Exercise prompt
Copy out each line of the material below that holds the string "rgba".

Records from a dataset
============
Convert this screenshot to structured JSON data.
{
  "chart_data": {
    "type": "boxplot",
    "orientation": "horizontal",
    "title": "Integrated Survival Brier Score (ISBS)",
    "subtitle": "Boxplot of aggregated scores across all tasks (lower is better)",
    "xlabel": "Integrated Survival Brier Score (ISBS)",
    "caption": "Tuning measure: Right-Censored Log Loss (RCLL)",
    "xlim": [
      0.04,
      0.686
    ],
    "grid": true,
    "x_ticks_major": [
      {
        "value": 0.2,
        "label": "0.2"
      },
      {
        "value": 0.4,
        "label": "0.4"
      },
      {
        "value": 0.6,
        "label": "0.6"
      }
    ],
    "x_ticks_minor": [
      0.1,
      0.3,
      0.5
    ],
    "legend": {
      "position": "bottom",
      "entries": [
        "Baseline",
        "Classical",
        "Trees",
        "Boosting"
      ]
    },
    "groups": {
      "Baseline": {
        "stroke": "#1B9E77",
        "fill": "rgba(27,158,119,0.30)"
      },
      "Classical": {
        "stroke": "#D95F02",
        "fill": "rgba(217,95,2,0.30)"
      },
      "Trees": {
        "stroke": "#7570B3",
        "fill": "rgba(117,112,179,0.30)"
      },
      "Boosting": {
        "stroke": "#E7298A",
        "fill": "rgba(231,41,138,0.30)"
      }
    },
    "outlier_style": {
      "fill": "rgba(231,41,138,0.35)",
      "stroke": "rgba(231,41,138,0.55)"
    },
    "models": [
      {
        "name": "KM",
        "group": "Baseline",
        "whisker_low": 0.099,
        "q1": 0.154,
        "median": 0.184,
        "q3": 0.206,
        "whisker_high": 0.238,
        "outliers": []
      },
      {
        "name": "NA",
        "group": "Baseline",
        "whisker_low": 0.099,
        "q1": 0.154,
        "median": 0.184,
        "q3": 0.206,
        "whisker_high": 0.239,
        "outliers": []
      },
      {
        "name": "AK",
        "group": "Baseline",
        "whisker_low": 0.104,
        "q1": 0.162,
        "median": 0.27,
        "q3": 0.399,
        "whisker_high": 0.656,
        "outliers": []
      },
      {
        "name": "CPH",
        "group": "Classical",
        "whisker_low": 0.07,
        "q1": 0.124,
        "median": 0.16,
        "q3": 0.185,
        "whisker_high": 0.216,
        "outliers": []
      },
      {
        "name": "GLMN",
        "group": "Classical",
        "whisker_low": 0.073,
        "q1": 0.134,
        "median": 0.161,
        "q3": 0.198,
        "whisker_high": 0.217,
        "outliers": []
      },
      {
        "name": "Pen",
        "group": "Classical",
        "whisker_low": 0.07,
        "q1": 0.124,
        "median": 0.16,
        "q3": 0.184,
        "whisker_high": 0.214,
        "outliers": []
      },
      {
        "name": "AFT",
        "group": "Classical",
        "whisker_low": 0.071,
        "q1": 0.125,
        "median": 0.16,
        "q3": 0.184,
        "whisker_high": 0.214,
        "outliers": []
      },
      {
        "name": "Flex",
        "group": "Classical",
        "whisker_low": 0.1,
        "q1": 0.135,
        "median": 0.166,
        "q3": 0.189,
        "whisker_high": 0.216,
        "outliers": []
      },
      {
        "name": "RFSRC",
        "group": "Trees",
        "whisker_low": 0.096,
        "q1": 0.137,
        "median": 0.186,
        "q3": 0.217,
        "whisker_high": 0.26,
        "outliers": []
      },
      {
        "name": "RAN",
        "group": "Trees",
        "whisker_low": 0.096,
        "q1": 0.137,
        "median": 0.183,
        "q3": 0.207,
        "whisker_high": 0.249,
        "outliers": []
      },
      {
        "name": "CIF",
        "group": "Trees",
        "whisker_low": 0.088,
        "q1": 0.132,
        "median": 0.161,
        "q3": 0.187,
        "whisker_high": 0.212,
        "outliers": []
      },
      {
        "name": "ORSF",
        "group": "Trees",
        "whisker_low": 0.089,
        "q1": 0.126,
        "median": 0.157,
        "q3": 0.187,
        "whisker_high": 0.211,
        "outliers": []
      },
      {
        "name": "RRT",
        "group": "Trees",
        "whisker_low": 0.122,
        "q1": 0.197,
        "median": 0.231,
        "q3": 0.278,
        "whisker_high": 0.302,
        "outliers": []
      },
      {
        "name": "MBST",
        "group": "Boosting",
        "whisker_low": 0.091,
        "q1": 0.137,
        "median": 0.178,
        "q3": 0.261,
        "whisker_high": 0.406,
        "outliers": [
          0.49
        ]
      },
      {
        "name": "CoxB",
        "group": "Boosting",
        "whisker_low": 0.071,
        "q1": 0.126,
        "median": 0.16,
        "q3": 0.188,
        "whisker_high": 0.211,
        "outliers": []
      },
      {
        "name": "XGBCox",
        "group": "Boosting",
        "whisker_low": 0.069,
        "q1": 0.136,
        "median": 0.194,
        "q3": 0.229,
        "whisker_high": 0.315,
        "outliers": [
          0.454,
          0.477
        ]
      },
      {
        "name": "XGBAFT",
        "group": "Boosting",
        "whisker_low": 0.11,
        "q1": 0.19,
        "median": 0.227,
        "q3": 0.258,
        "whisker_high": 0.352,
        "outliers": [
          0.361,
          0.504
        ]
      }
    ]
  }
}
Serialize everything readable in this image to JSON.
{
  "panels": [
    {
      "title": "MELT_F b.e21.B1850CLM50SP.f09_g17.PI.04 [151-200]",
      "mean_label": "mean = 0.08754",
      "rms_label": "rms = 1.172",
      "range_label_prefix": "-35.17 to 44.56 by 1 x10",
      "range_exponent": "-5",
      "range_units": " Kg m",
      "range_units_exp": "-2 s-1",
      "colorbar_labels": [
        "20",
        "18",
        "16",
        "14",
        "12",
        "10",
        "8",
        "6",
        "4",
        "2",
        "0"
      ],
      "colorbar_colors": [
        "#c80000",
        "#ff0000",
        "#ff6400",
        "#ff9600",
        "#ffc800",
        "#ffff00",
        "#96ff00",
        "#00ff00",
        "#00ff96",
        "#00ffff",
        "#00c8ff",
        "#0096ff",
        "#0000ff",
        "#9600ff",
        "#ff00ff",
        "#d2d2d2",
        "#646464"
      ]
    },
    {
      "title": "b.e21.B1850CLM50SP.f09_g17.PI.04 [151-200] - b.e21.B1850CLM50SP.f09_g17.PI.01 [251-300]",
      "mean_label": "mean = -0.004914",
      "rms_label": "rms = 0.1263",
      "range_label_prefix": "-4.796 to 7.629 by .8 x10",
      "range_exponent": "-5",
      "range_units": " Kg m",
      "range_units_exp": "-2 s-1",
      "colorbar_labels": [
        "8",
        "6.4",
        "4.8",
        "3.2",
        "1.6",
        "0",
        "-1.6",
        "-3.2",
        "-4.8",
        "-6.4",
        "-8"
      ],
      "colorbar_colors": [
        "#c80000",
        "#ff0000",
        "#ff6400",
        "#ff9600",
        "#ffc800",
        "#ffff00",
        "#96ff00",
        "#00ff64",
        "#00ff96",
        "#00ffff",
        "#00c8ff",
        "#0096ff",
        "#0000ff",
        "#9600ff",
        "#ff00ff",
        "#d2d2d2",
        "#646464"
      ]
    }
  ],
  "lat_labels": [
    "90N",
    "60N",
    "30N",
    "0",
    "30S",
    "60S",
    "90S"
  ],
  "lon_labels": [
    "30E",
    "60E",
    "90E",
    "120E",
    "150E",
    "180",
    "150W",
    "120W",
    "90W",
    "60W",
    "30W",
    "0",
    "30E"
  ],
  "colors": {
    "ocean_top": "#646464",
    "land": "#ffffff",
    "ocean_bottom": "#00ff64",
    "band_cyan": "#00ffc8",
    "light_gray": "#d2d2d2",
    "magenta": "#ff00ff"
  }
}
============
Output for this exercise
        "fill": "rgba(27,158,119,0.30)"
        "fill": "rgba(217,95,2,0.30)"
        "fill": "rgba(117,112,179,0.30)"
        "fill": "rgba(231,41,138,0.30)"
      "fill": "rgba(231,41,138,0.35)",
      "stroke": "rgba(231,41,138,0.55)"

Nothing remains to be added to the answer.